Source records
§ §
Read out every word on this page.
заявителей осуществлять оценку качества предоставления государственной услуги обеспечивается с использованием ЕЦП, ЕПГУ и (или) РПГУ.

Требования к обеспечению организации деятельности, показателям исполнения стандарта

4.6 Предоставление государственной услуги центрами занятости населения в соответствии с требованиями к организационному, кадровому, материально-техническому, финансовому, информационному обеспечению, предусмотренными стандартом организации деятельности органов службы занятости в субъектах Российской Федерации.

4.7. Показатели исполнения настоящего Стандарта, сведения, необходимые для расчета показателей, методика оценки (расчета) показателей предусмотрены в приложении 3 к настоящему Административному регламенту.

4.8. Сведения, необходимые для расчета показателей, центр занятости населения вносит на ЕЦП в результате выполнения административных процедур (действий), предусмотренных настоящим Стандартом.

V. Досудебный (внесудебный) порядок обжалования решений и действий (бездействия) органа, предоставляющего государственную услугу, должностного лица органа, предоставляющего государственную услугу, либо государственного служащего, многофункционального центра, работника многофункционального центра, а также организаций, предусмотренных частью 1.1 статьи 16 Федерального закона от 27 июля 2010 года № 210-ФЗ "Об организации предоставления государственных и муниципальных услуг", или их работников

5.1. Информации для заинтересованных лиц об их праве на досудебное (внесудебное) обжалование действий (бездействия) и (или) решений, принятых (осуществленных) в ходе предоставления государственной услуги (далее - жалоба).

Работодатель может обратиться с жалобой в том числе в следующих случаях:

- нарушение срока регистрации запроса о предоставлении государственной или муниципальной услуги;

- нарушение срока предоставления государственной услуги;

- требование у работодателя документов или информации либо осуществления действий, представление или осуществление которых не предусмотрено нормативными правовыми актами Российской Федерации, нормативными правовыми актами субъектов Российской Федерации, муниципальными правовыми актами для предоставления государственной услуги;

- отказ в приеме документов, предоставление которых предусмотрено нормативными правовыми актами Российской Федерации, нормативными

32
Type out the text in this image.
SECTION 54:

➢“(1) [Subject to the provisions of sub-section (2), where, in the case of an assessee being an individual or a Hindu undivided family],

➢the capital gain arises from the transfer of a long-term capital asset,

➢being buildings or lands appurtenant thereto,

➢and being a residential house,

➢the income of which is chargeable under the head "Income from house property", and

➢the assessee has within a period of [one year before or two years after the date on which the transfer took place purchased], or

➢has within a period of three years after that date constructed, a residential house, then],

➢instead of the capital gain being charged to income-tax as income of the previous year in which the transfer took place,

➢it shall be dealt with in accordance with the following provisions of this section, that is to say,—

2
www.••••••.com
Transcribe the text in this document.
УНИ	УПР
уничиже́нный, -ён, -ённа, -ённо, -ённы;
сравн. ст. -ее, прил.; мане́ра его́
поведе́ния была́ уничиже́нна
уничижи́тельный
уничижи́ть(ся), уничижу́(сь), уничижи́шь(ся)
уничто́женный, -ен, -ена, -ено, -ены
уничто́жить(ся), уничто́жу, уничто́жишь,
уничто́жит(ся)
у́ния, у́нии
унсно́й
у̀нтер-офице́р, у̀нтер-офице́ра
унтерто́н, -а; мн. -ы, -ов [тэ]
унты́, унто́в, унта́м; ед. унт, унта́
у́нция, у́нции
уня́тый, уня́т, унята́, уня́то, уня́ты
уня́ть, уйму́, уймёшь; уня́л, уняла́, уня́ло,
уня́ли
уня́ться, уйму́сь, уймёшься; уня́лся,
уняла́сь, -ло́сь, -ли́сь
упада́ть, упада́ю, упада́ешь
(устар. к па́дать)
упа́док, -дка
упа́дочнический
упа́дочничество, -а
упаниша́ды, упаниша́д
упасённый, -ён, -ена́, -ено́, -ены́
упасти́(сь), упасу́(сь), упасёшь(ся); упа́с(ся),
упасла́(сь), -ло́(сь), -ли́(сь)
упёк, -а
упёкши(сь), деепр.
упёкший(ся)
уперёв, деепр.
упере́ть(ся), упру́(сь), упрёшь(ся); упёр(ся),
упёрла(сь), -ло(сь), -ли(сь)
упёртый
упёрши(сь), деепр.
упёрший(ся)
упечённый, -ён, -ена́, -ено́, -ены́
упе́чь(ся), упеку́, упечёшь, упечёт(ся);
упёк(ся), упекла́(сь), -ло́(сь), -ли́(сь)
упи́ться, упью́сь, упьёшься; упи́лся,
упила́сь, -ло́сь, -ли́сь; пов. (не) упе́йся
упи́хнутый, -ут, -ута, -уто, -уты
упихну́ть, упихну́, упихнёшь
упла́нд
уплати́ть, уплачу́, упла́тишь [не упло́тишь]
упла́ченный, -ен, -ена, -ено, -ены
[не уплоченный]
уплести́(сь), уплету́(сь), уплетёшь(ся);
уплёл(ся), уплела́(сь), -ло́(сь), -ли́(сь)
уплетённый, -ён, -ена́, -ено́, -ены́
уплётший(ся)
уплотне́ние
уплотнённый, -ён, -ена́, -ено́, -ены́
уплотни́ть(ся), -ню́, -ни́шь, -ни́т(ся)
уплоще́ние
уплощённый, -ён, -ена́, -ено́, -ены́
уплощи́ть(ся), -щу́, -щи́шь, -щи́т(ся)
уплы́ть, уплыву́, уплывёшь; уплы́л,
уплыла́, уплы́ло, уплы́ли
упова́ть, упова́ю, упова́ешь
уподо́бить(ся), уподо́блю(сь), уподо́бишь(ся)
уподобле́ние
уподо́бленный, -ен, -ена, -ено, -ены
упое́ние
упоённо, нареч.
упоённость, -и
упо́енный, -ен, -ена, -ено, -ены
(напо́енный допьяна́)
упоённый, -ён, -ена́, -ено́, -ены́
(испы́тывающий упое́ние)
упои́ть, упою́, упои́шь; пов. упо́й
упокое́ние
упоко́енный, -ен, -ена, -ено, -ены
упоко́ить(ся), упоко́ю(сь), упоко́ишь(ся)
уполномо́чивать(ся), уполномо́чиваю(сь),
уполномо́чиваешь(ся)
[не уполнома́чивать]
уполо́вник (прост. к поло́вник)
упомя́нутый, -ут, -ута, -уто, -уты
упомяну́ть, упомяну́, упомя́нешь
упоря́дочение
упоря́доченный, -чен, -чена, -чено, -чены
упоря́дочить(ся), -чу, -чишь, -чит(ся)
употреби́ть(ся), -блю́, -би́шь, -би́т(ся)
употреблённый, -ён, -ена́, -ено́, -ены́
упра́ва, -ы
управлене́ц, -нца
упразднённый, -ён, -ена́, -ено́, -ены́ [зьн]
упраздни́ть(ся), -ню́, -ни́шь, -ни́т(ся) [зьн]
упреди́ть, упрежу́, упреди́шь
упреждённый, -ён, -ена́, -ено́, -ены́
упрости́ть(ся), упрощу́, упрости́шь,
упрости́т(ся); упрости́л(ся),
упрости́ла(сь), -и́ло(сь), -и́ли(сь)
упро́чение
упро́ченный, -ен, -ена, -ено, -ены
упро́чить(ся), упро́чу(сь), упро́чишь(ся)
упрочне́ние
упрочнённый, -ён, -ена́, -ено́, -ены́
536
§ §
Give the complete listing a second time, exactly as it reads.

SOLUTION TO THE PROBLEM
Read out every word on this page.
заявителей осуществлять оценку качества предоставления государственной услуги обеспечивается с использованием ЕЦП, ЕПГУ и (или) РПГУ.

Требования к обеспечению организации деятельности, показателям исполнения стандарта

4.6 Предоставление государственной услуги центрами занятости населения в соответствии с требованиями к организационному, кадровому, материально-техническому, финансовому, информационному обеспечению, предусмотренными стандартом организации деятельности органов службы занятости в субъектах Российской Федерации.

4.7. Показатели исполнения настоящего Стандарта, сведения, необходимые для расчета показателей, методика оценки (расчета) показателей предусмотрены в приложении 3 к настоящему Административному регламенту.

4.8. Сведения, необходимые для расчета показателей, центр занятости населения вносит на ЕЦП в результате выполнения административных процедур (действий), предусмотренных настоящим Стандартом.

V. Досудебный (внесудебный) порядок обжалования решений и действий (бездействия) органа, предоставляющего государственную услугу, должностного лица органа, предоставляющего государственную услугу, либо государственного служащего, многофункционального центра, работника многофункционального центра, а также организаций, предусмотренных частью 1.1 статьи 16 Федерального закона от 27 июля 2010 года № 210-ФЗ "Об организации предоставления государственных и муниципальных услуг", или их работников

5.1. Информации для заинтересованных лиц об их праве на досудебное (внесудебное) обжалование действий (бездействия) и (или) решений, принятых (осуществленных) в ходе предоставления государственной услуги (далее - жалоба).

Работодатель может обратиться с жалобой в том числе в следующих случаях:

- нарушение срока регистрации запроса о предоставлении государственной или муниципальной услуги;

- нарушение срока предоставления государственной услуги;

- требование у работодателя документов или информации либо осуществления действий, представление или осуществление которых не предусмотрено нормативными правовыми актами Российской Федерации, нормативными правовыми актами субъектов Российской Федерации, муниципальными правовыми актами для предоставления государственной услуги;

- отказ в приеме документов, предоставление которых предусмотрено нормативными правовыми актами Российской Федерации, нормативными

32
Type out the text in this image.
SECTION 54:

➢“(1) [Subject to the provisions of sub-section (2), where, in the case of an assessee being an individual or a Hindu undivided family],

➢the capital gain arises from the transfer of a long-term capital asset,

➢being buildings or lands appurtenant thereto,

➢and being a residential house,

➢the income of which is chargeable under the head "Income from house property", and

➢the assessee has within a period of [one year before or two years after the date on which the transfer took place purchased], or

➢has within a period of three years after that date constructed, a residential house, then],

➢instead of the capital gain being charged to income-tax as income of the previous year in which the transfer took place,

➢it shall be dealt with in accordance with the following provisions of this section, that is to say,—

2
www.••••••.com
Transcribe the text in this document.
УНИ	УПР
уничиже́нный, -ён, -ённа, -ённо, -ённы;
сравн. ст. -ее, прил.; мане́ра его́
поведе́ния была́ уничиже́нна
уничижи́тельный
уничижи́ть(ся), уничижу́(сь), уничижи́шь(ся)
уничто́женный, -ен, -ена, -ено, -ены
уничто́жить(ся), уничто́жу, уничто́жишь,
уничто́жит(ся)
у́ния, у́нии
унсно́й
у̀нтер-офице́р, у̀нтер-офице́ра
унтерто́н, -а; мн. -ы, -ов [тэ]
унты́, унто́в, унта́м; ед. унт, унта́
у́нция, у́нции
уня́тый, уня́т, унята́, уня́то, уня́ты
уня́ть, уйму́, уймёшь; уня́л, уняла́, уня́ло,
уня́ли
уня́ться, уйму́сь, уймёшься; уня́лся,
уняла́сь, -ло́сь, -ли́сь
упада́ть, упада́ю, упада́ешь
(устар. к па́дать)
упа́док, -дка
упа́дочнический
упа́дочничество, -а
упаниша́ды, упаниша́д
упасённый, -ён, -ена́, -ено́, -ены́
упасти́(сь), упасу́(сь), упасёшь(ся); упа́с(ся),
упасла́(сь), -ло́(сь), -ли́(сь)
упёк, -а
упёкши(сь), деепр.
упёкший(ся)
уперёв, деепр.
упере́ть(ся), упру́(сь), упрёшь(ся); упёр(ся),
упёрла(сь), -ло(сь), -ли(сь)
упёртый
упёрши(сь), деепр.
упёрший(ся)
упечённый, -ён, -ена́, -ено́, -ены́
упе́чь(ся), упеку́, упечёшь, упечёт(ся);
упёк(ся), упекла́(сь), -ло́(сь), -ли́(сь)
упи́ться, упью́сь, упьёшься; упи́лся,
упила́сь, -ло́сь, -ли́сь; пов. (не) упе́йся
упи́хнутый, -ут, -ута, -уто, -уты
упихну́ть, упихну́, упихнёшь
упла́нд
уплати́ть, уплачу́, упла́тишь [не упло́тишь]
упла́ченный, -ен, -ена, -ено, -ены
[не уплоченный]
уплести́(сь), уплету́(сь), уплетёшь(ся);
уплёл(ся), уплела́(сь), -ло́(сь), -ли́(сь)
уплетённый, -ён, -ена́, -ено́, -ены́
уплётший(ся)
уплотне́ние
уплотнённый, -ён, -ена́, -ено́, -ены́
уплотни́ть(ся), -ню́, -ни́шь, -ни́т(ся)
уплоще́ние
уплощённый, -ён, -ена́, -ено́, -ены́
уплощи́ть(ся), -щу́, -щи́шь, -щи́т(ся)
уплы́ть, уплыву́, уплывёшь; уплы́л,
уплыла́, уплы́ло, уплы́ли
упова́ть, упова́ю, упова́ешь
уподо́бить(ся), уподо́блю(сь), уподо́бишь(ся)
уподобле́ние
уподо́бленный, -ен, -ена, -ено, -ены
упое́ние
упоённо, нареч.
упоённость, -и
упо́енный, -ен, -ена, -ено, -ены
(напо́енный допьяна́)
упоённый, -ён, -ена́, -ено́, -ены́
(испы́тывающий упое́ние)
упои́ть, упою́, упои́шь; пов. упо́й
упокое́ние
упоко́енный, -ен, -ена, -ено, -ены
упоко́ить(ся), упоко́ю(сь), упоко́ишь(ся)
уполномо́чивать(ся), уполномо́чиваю(сь),
уполномо́чиваешь(ся)
[не уполнома́чивать]
уполо́вник (прост. к поло́вник)
упомя́нутый, -ут, -ута, -уто, -уты
упомяну́ть, упомяну́, упомя́нешь
упоря́дочение
упоря́доченный, -чен, -чена, -чено, -чены
упоря́дочить(ся), -чу, -чишь, -чит(ся)
употреби́ть(ся), -блю́, -би́шь, -би́т(ся)
употреблённый, -ён, -ена́, -ено́, -ены́
упра́ва, -ы
управлене́ц, -нца
упразднённый, -ён, -ена́, -ено́, -ены́ [зьн]
упраздни́ть(ся), -ню́, -ни́шь, -ни́т(ся) [зьн]
упреди́ть, упрежу́, упреди́шь
упреждённый, -ён, -ена́, -ено́, -ены́
упрости́ть(ся), упрощу́, упрости́шь,
упрости́т(ся); упрости́л(ся),
упрости́ла(сь), -и́ло(сь), -и́ли(сь)
упро́чение
упро́ченный, -ен, -ена, -ено, -ены
упро́чить(ся), упро́чу(сь), упро́чишь(ся)
упрочне́ние
упрочнённый, -ён, -ена́, -ено́, -ены́
536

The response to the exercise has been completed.